SHORT EXERCISE. Can you quote the records below in full, word for word?

Start of DATASET RECORDS

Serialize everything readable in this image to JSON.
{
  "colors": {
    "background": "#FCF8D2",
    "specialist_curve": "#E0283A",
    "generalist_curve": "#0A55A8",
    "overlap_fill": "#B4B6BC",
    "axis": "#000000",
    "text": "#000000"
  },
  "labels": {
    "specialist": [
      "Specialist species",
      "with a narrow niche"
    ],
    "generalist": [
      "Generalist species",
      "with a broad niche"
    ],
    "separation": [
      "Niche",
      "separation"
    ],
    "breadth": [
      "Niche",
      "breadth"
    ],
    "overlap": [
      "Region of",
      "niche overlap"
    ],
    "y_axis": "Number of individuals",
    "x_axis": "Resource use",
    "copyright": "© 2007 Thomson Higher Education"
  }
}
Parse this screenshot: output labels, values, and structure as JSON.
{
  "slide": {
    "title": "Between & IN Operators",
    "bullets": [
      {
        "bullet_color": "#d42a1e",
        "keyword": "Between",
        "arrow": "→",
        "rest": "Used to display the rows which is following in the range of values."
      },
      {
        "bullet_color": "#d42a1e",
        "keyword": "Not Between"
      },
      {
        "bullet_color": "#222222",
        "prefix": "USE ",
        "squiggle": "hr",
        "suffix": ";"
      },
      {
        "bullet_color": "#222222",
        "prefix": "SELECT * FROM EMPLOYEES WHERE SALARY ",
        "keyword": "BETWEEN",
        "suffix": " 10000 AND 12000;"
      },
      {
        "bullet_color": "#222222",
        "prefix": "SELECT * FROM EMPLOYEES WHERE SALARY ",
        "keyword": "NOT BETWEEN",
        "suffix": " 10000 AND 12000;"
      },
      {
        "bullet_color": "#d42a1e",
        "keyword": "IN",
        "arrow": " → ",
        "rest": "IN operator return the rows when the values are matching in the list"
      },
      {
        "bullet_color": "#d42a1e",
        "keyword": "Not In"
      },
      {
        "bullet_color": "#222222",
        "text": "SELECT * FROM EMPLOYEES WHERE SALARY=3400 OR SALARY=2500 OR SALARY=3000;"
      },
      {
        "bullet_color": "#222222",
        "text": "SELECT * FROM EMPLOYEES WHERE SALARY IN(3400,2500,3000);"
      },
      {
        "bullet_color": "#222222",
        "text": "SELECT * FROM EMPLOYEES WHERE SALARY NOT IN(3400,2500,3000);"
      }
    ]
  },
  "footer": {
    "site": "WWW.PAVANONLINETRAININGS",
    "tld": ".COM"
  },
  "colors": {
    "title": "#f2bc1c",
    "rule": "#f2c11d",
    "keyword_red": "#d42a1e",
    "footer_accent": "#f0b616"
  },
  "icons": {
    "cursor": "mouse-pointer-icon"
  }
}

End of DATASET RECORDS

COMPLETED TASK.
Serialize everything readable in this image to JSON.
{
  "colors": {
    "background": "#FCF8D2",
    "specialist_curve": "#E0283A",
    "generalist_curve": "#0A55A8",
    "overlap_fill": "#B4B6BC",
    "axis": "#000000",
    "text": "#000000"
  },
  "labels": {
    "specialist": [
      "Specialist species",
      "with a narrow niche"
    ],
    "generalist": [
      "Generalist species",
      "with a broad niche"
    ],
    "separation": [
      "Niche",
      "separation"
    ],
    "breadth": [
      "Niche",
      "breadth"
    ],
    "overlap": [
      "Region of",
      "niche overlap"
    ],
    "y_axis": "Number of individuals",
    "x_axis": "Resource use",
    "copyright": "© 2007 Thomson Higher Education"
  }
}
Parse this screenshot: output labels, values, and structure as JSON.
{
  "slide": {
    "title": "Between & IN Operators",
    "bullets": [
      {
        "bullet_color": "#d42a1e",
        "keyword": "Between",
        "arrow": "→",
        "rest": "Used to display the rows which is following in the range of values."
      },
      {
        "bullet_color": "#d42a1e",
        "keyword": "Not Between"
      },
      {
        "bullet_color": "#222222",
        "prefix": "USE ",
        "squiggle": "hr",
        "suffix": ";"
      },
      {
        "bullet_color": "#222222",
        "prefix": "SELECT * FROM EMPLOYEES WHERE SALARY ",
        "keyword": "BETWEEN",
        "suffix": " 10000 AND 12000;"
      },
      {
        "bullet_color": "#222222",
        "prefix": "SELECT * FROM EMPLOYEES WHERE SALARY ",
        "keyword": "NOT BETWEEN",
        "suffix": " 10000 AND 12000;"
      },
      {
        "bullet_color": "#d42a1e",
        "keyword": "IN",
        "arrow": " → ",
        "rest": "IN operator return the rows when the values are matching in the list"
      },
      {
        "bullet_color": "#d42a1e",
        "keyword": "Not In"
      },
      {
        "bullet_color": "#222222",
        "text": "SELECT * FROM EMPLOYEES WHERE SALARY=3400 OR SALARY=2500 OR SALARY=3000;"
      },
      {
        "bullet_color": "#222222",
        "text": "SELECT * FROM EMPLOYEES WHERE SALARY IN(3400,2500,3000);"
      },
      {
        "bullet_color": "#222222",
        "text": "SELECT * FROM EMPLOYEES WHERE SALARY NOT IN(3400,2500,3000);"
      }
    ]
  },
  "footer": {
    "site": "WWW.PAVANONLINETRAININGS",
    "tld": ".COM"
  },
  "colors": {
    "title": "#f2bc1c",
    "rule": "#f2c11d",
    "keyword_red": "#d42a1e",
    "footer_accent": "#f0b616"
  },
  "icons": {
    "cursor": "mouse-pointer-icon"
  }
}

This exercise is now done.